**Exercise brief**
Keep the pictures out of the copy and print all the entries below exactly.

******

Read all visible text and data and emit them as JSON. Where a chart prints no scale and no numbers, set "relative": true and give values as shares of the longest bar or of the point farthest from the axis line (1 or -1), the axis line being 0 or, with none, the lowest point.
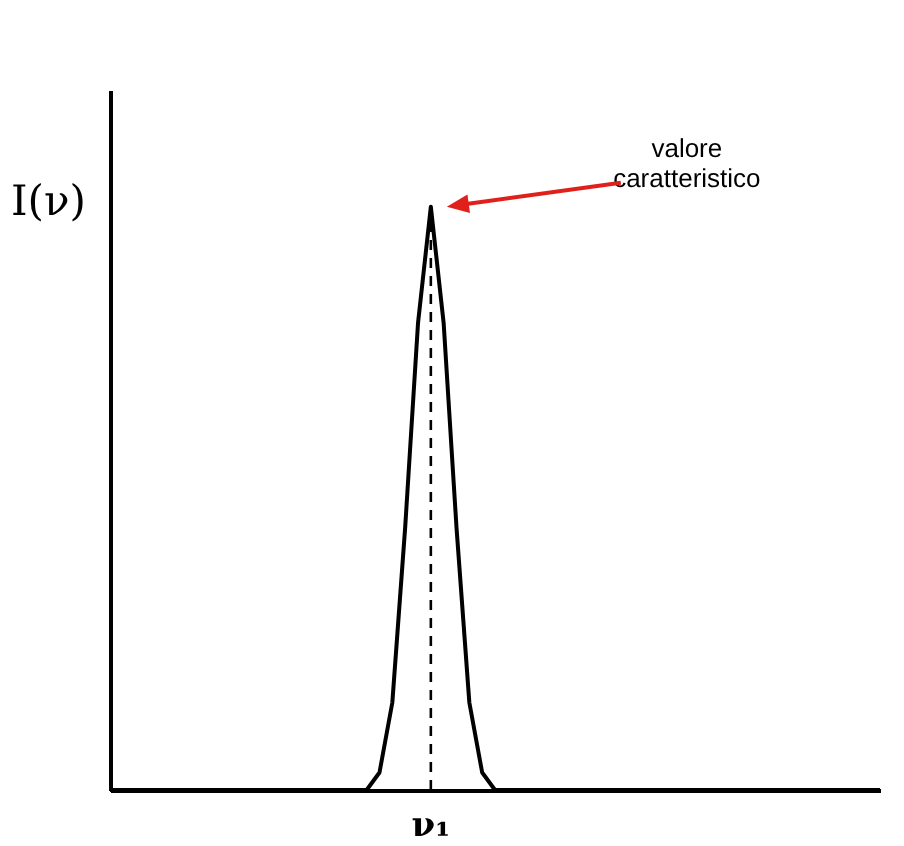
{
  "chart_data": {
    "type": "line",
    "relative": true,
    "ylabel": "I(ν)",
    "line_style": "solid",
    "categories": [
      null,
      null,
      null,
      null,
      null,
      null,
      null,
      null,
      null,
      null,
      null,
      null,
      null,
      null,
      null,
      null,
      null,
      null,
      null,
      null,
      null,
      null,
      null,
      null,
      null,
      null,
      null,
      null,
      null,
      null,
      null,
      null,
      null,
      null,
      null,
      null,
      null,
      null,
      null,
      null,
      null,
      null,
      null,
      null,
      null,
      null,
      null,
      null,
      null,
      null,
      null,
      null,
      null,
      null,
      null,
      null,
      null,
      null,
      null,
      null,
      null
    ],
    "series": [
      {
        "color": "#000000",
        "values": [
          0,
          0,
          0,
          0,
          0,
          0,
          0,
          0,
          0,
          0,
          0,
          0,
          0,
          0,
          0,
          0,
          0,
          0,
          0,
          0,
          0,
          0.03,
          0.15,
          0.45,
          0.8,
          1,
          0.8,
          0.45,
          0.15,
          0.03,
          0,
          0,
          0,
          0,
          0,
          0,
          0,
          0,
          0,
          0,
          0,
          0,
          0,
          0,
          0,
          0,
          0,
          0,
          0,
          0,
          0,
          0,
          0,
          0,
          0,
          0,
          0,
          0,
          0,
          0,
          0
        ]
      }
    ],
    "annotations": [
      "valore\ncaratteristico",
      "ν₁"
    ]
  }
}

******

**The completed task**
Read all visible text and data and emit them as JSON. Where a chart prints no scale and no numbers, set "relative": true and give values as shares of the longest bar or of the point farthest from the axis line (1 or -1), the axis line being 0 or, with none, the lowest point.
{
  "chart_data": {
    "type": "line",
    "relative": true,
    "ylabel": "I(ν)",
    "line_style": "solid",
    "categories": [
      null,
      null,
      null,
      null,
      null,
      null,
      null,
      null,
      null,
      null,
      null,
      null,
      null,
      null,
      null,
      null,
      null,
      null,
      null,
      null,
      null,
      null,
      null,
      null,
      null,
      null,
      null,
      null,
      null,
      null,
      null,
      null,
      null,
      null,
      null,
      null,
      null,
      null,
      null,
      null,
      null,
      null,
      null,
      null,
      null,
      null,
      null,
      null,
      null,
      null,
      null,
      null,
      null,
      null,
      null,
      null,
      null,
      null,
      null,
      null,
      null
    ],
    "series": [
      {
        "color": "#000000",
        "values": [
          0,
          0,
          0,
          0,
          0,
          0,
          0,
          0,
          0,
          0,
          0,
          0,
          0,
          0,
          0,
          0,
          0,
          0,
          0,
          0,
          0,
          0.03,
          0.15,
          0.45,
          0.8,
          1,
          0.8,
          0.45,
          0.15,
          0.03,
          0,
          0,
          0,
          0,
          0,
          0,
          0,
          0,
          0,
          0,
          0,
          0,
          0,
          0,
          0,
          0,
          0,
          0,
          0,
          0,
          0,
          0,
          0,
          0,
          0,
          0,
          0,
          0,
          0,
          0,
          0
        ]
      }
    ],
    "annotations": [
      "valore\ncaratteristico",
      "ν₁"
    ]
  }
}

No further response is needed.